WRITTEN INSTRUCTION A :: Print verbatim the portion of the records that opens with the line containing "table-row xyxy=(28,1029,1052,1082)" and closes with the line containing "idle-days-cell xyxy=(810,594,1052,646)", including both of those lines.

SELECTED PASSAGE ::

Soon after Horacio left Adelberto arrived and gave us a warm welcome, kisses all around. Everyone kisses in Argentina. We moved our things inside and Adalberto had some enthusiastic route advice for us. He displayed a passion for getting moto travelers together. He clearly has pride in the travelers’ refuge he and his friends have created. He told us the fee of 150 Pesos ($11) per person was optional. We didn’t have to pay if we couldn’t afford it.

The place covers about 1,000 square feet in open concept. There is a large table and benches, two bathrooms and five bunks. The kitchen is fully equipped and the air conditioning was welcome. The wells in the area are 130 meters deep. The mineral rich water that comes up is hot, so hot that heater tanks are not needed. We got settled in after Adalberto left but it wasn’t long before someone else came by. It was Horacio’s Grandson who had come to bring us across the park to the 16th birthday party of Luis. There we met Adalberto’s wife who set out all kinds of goodies. We ate too much cake and sweets and had fun conversation on their front porch.

The next day was New Years Eve. We had been told about and had already experienced how fun-loving Argentinians like to party in parks. The refugio was comfortable and quiet. We decided to stay one more day. We sent a Whatsapp message to Adalberto, asking if we could stay another day. His enthusiastic positive response foreshadowed the day to come.

Morning at El Refugio, photo by Adalberto


The day began with a visit from Adalberto. We met twin brothers Beto and Ariel on the way to the church up the street. They had developed the web-page for the refugio. Adalberto opened the tiny chapel and gave us a tour. He told us a story involving the resurrected Jesus being invited to someone’s house. His powerful baritone voice rang throughout the chapel as he sang about welcoming Jesus. His passionate and beautiful performance gave us goosebumps.

Then we crossed the street to see the old train station. It was build about 120 years ago, during the time Butch Cassidy and the Sundance Kid started robbing trains and banks in Argentina. In those days trains stopped every 50 kilometers or so for water. Local farmers put produce on the train at Argerich and sent it for sale in Bahia Blanca. The arrival of diesel engines changed everything. Water stops no longer needed, the small stations closed. Then good roads and trucks came along and things changed again. The Station Master’s house is still standing, overgrown now, beside the old station. It was fun to see that small piece of history.

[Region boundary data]
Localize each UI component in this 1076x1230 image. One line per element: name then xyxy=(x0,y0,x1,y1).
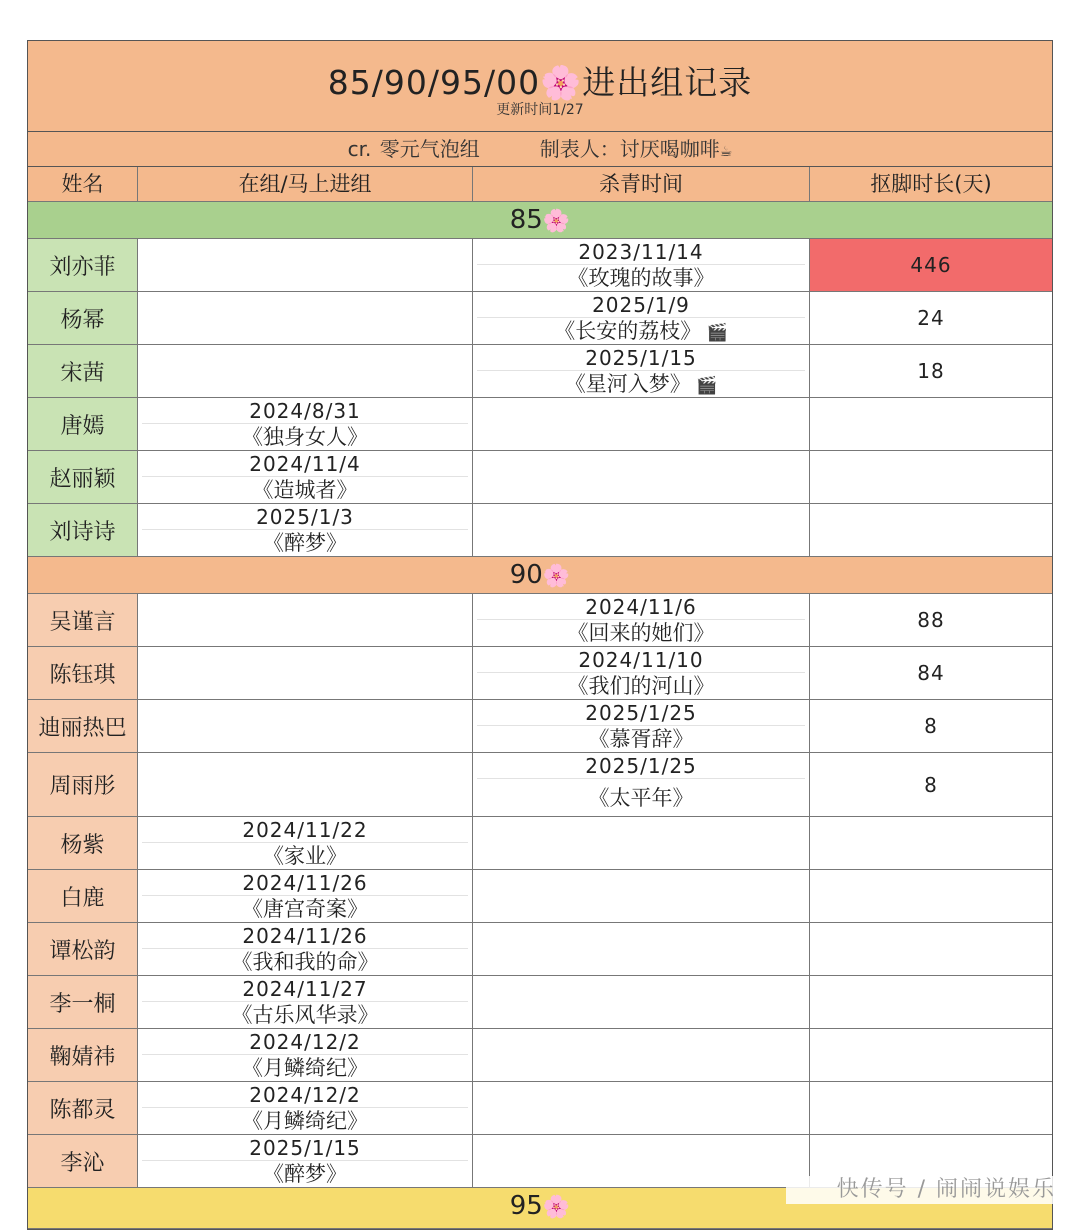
table-row xyxy=(28,1029,1052,1082)
table-row xyxy=(28,398,1052,451)
idle-days-cell xyxy=(810,239,1052,291)
in-crew-date: 2024/12/2 xyxy=(249,1083,361,1107)
idle-days-cell xyxy=(810,398,1052,450)
in-crew-show: 《古乐风华录》 xyxy=(142,1001,468,1028)
wrap-cell xyxy=(473,923,810,975)
table-row xyxy=(28,594,1052,647)
section-header-85 xyxy=(28,202,1052,239)
in-crew-show: 《醉梦》 xyxy=(142,529,468,556)
table-row xyxy=(28,923,1052,976)
in-crew-cell xyxy=(138,345,473,397)
in-crew-date: 2025/1/3 xyxy=(256,505,354,529)
in-crew-date: 2024/12/2 xyxy=(249,1030,361,1054)
idle-days-cell xyxy=(810,870,1052,922)
idle-days-cell xyxy=(810,700,1052,752)
in-crew-date: 2024/11/22 xyxy=(242,818,368,842)
in-crew-cell xyxy=(138,239,473,291)
section-label: 85 xyxy=(509,205,543,235)
idle-days-cell xyxy=(810,594,1052,646)
page-title: 85/90/95/00🌸进出组记录 xyxy=(327,63,753,102)
in-crew-cell xyxy=(138,753,473,816)
credit-source: cr. 零元气泡组 xyxy=(347,137,480,161)
in-crew-cell xyxy=(138,504,473,556)
table-row xyxy=(28,1082,1052,1135)
idle-days-cell xyxy=(810,292,1052,344)
member-name: 白鹿 xyxy=(28,870,138,922)
table-row xyxy=(28,345,1052,398)
in-crew-date: 2024/11/26 xyxy=(242,871,368,895)
wrap-show: 《慕胥辞》 xyxy=(477,725,805,752)
table-row xyxy=(28,239,1052,292)
flower-icon: 🌸 xyxy=(542,1195,571,1220)
member-name: 杨幂 xyxy=(28,292,138,344)
table-row xyxy=(28,870,1052,923)
wrap-show: 《玫瑰的故事》 xyxy=(477,264,805,291)
in-crew-cell xyxy=(138,594,473,646)
member-name: 宋茜 xyxy=(28,345,138,397)
in-crew-show: 《家业》 xyxy=(142,842,468,869)
wrap-date: 2023/11/14 xyxy=(578,240,704,264)
member-name: 周雨彤 xyxy=(28,753,138,816)
member-name: 刘诗诗 xyxy=(28,504,138,556)
header-idle-days: 抠脚时长(天) xyxy=(870,172,992,196)
in-crew-cell xyxy=(138,870,473,922)
member-name: 李一桐 xyxy=(28,976,138,1028)
in-crew-cell xyxy=(138,1082,473,1134)
member-name: 吴谨言 xyxy=(28,594,138,646)
idle-days-value: 84 xyxy=(917,661,945,685)
in-crew-cell xyxy=(138,1029,473,1081)
wrap-date: 2024/11/6 xyxy=(585,595,697,619)
in-crew-cell xyxy=(138,923,473,975)
member-name: 迪丽热巴 xyxy=(28,700,138,752)
coffee-icon: ☕ xyxy=(719,144,733,160)
wrap-cell xyxy=(473,504,810,556)
wrap-show: 《长安的荔枝》 🎬 xyxy=(477,317,805,346)
idle-days-cell xyxy=(810,923,1052,975)
idle-days-cell xyxy=(810,817,1052,869)
clapper-icon: 🎬 xyxy=(690,376,718,396)
member-name: 陈都灵 xyxy=(28,1082,138,1134)
watermark: 快传号 / 闹闹说娱乐 xyxy=(786,1176,1056,1204)
table-row xyxy=(28,976,1052,1029)
table-row xyxy=(28,700,1052,753)
header-in-crew: 在组/马上进组 xyxy=(138,167,473,201)
wrap-show: 《回来的她们》 xyxy=(477,619,805,646)
in-crew-show: 《我和我的命》 xyxy=(142,948,468,975)
in-crew-cell xyxy=(138,451,473,503)
in-crew-date: 2024/11/4 xyxy=(249,452,361,476)
table-row xyxy=(28,647,1052,700)
idle-days-cell xyxy=(810,1029,1052,1081)
wrap-date: 2025/1/25 xyxy=(585,701,697,725)
idle-days-value: 8 xyxy=(924,714,938,738)
table-row xyxy=(28,292,1052,345)
idle-days-cell xyxy=(810,647,1052,699)
flower-icon: 🌸 xyxy=(542,564,571,589)
in-crew-show: 《独身女人》 xyxy=(142,423,468,450)
wrap-date: 2025/1/9 xyxy=(592,293,690,317)
idle-days-cell xyxy=(810,1082,1052,1134)
wrap-cell xyxy=(473,1135,810,1187)
wrap-show: 《太平年》 xyxy=(477,778,805,811)
in-crew-date: 2024/11/26 xyxy=(242,924,368,948)
wrap-cell xyxy=(473,1029,810,1081)
record-sheet xyxy=(27,40,1053,1230)
table-row xyxy=(28,451,1052,504)
in-crew-date: 2024/11/27 xyxy=(242,977,368,1001)
idle-days-cell xyxy=(810,753,1052,816)
in-crew-date: 2024/8/31 xyxy=(249,399,361,423)
section-label: 95 xyxy=(509,1191,543,1221)
wrap-show: 《我们的河山》 xyxy=(477,672,805,699)
header-name: 姓名 xyxy=(28,167,138,201)
in-crew-cell xyxy=(138,292,473,344)
idle-days-cell xyxy=(810,451,1052,503)
wrap-date: 2025/1/25 xyxy=(585,754,697,778)
wrap-show: 《星河入梦》 🎬 xyxy=(477,370,805,399)
in-crew-show: 《月鳞绮纪》 xyxy=(142,1054,468,1081)
wrap-cell xyxy=(473,647,810,699)
member-name: 刘亦菲 xyxy=(28,239,138,291)
flower-icon: 🌸 xyxy=(542,209,571,234)
section-label: 90 xyxy=(509,560,543,590)
in-crew-show: 《唐宫奇案》 xyxy=(142,895,468,922)
member-name: 唐嫣 xyxy=(28,398,138,450)
header-wrap-time: 杀青时间 xyxy=(473,167,810,201)
member-name: 李沁 xyxy=(28,1135,138,1187)
table-body xyxy=(28,202,1052,1229)
table-header xyxy=(28,167,1052,202)
wrap-cell xyxy=(473,345,810,397)
wrap-cell xyxy=(473,292,810,344)
table-row xyxy=(28,753,1052,817)
member-name: 鞠婧祎 xyxy=(28,1029,138,1081)
wrap-cell xyxy=(473,1082,810,1134)
update-time: 更新时间1/27 xyxy=(496,102,584,118)
wrap-cell xyxy=(473,870,810,922)
member-name: 谭松韵 xyxy=(28,923,138,975)
idle-days-value: 24 xyxy=(917,306,945,330)
table-row xyxy=(28,817,1052,870)
member-name: 杨紫 xyxy=(28,817,138,869)
wrap-cell xyxy=(473,398,810,450)
wrap-cell xyxy=(473,817,810,869)
in-crew-cell xyxy=(138,817,473,869)
in-crew-cell xyxy=(138,1135,473,1187)
idle-days-cell xyxy=(810,976,1052,1028)
idle-days-value: 446 xyxy=(910,253,952,277)
wrap-cell xyxy=(473,594,810,646)
idle-days-cell xyxy=(810,345,1052,397)
in-crew-show: 《造城者》 xyxy=(142,476,468,503)
in-crew-date: 2025/1/15 xyxy=(249,1136,361,1160)
idle-days-cell xyxy=(810,504,1052,556)
flower-icon: 🌸 xyxy=(540,63,583,102)
title-block xyxy=(28,41,1052,132)
idle-days-value: 18 xyxy=(917,359,945,383)
in-crew-cell xyxy=(138,647,473,699)
idle-days-value: 88 xyxy=(917,608,945,632)
in-crew-cell xyxy=(138,398,473,450)
member-name: 陈钰琪 xyxy=(28,647,138,699)
wrap-cell xyxy=(473,700,810,752)
in-crew-cell xyxy=(138,700,473,752)
section-header-90 xyxy=(28,557,1052,594)
wrap-date: 2025/1/15 xyxy=(585,346,697,370)
wrap-cell xyxy=(473,976,810,1028)
member-name: 赵丽颖 xyxy=(28,451,138,503)
credit-line xyxy=(28,132,1052,167)
in-crew-show: 《醉梦》 xyxy=(142,1160,468,1187)
wrap-cell xyxy=(473,239,810,291)
in-crew-show: 《月鳞绮纪》 xyxy=(142,1107,468,1134)
wrap-cell xyxy=(473,753,810,816)
idle-days-value: 8 xyxy=(924,772,938,797)
credit-author: 制表人：讨厌喝咖啡 xyxy=(539,137,720,161)
clapper-icon: 🎬 xyxy=(701,323,728,343)
wrap-cell xyxy=(473,451,810,503)
table-row xyxy=(28,504,1052,557)
in-crew-cell xyxy=(138,976,473,1028)
wrap-date: 2024/11/10 xyxy=(578,648,704,672)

WRITTEN INSTRUCTION B :: Continue the account of the stay at the travelers' refuge in Argentina from the point at which it stops.

TASK RESULT A ::
table-row xyxy=(28,1029,1052,1082)
table-row xyxy=(28,398,1052,451)
idle-days-cell xyxy=(810,239,1052,291)
in-crew-date: 2024/12/2 xyxy=(249,1083,361,1107)
idle-days-cell xyxy=(810,398,1052,450)
in-crew-show: 《古乐风华录》 xyxy=(142,1001,468,1028)
wrap-cell xyxy=(473,923,810,975)
table-row xyxy=(28,594,1052,647)
section-header-85 xyxy=(28,202,1052,239)
in-crew-show: 《醉梦》 xyxy=(142,529,468,556)
table-row xyxy=(28,923,1052,976)
in-crew-cell xyxy=(138,345,473,397)
in-crew-date: 2025/1/3 xyxy=(256,505,354,529)
in-crew-date: 2024/12/2 xyxy=(249,1030,361,1054)
idle-days-cell xyxy=(810,870,1052,922)
idle-days-cell xyxy=(810,700,1052,752)
in-crew-date: 2024/11/22 xyxy=(242,818,368,842)
in-crew-cell xyxy=(138,239,473,291)
section-label: 85 xyxy=(509,205,543,235)
idle-days-cell xyxy=(810,594,1052,646)

TASK RESULT B ::
Argerich station



The local motorcycle community came out to visit us after Adalberto placed on the internet some photos and news that a “matrimonial” from Canada was visiting El Refugio. They came throughout the day in groups of 3 or 4, almost entirely on motorcycles. Beto and Ariel invited us to lunch in the next town. Argerich has just 100 people and no restaurant. We had thick steaks (what else would one have in Argentina?) that were delicious. We met Camilla, a young daughter, who had been recruited to join us for lunch and help translate if need. She was delightful. Thank you again, Beto and Ariel.

Outside El Refugio

Shortly after we got back to the refuge four more people arrived. Their warm greetings, complete with kisses for everyone, were genuine and demonstrated the shared passion they have for meeting moto travelers. Some of the people who built, look after the refugio or who visited that day are: Alcida, Gloria, Camilla, Quimey, Ariel, Beto, Carmelo, Carlos, Roberto, Tacauaka, Rubeu, Hugo, Rodrigo, Ricardo, Javier, Horacio, Jose, Luis and of course, Adalberto.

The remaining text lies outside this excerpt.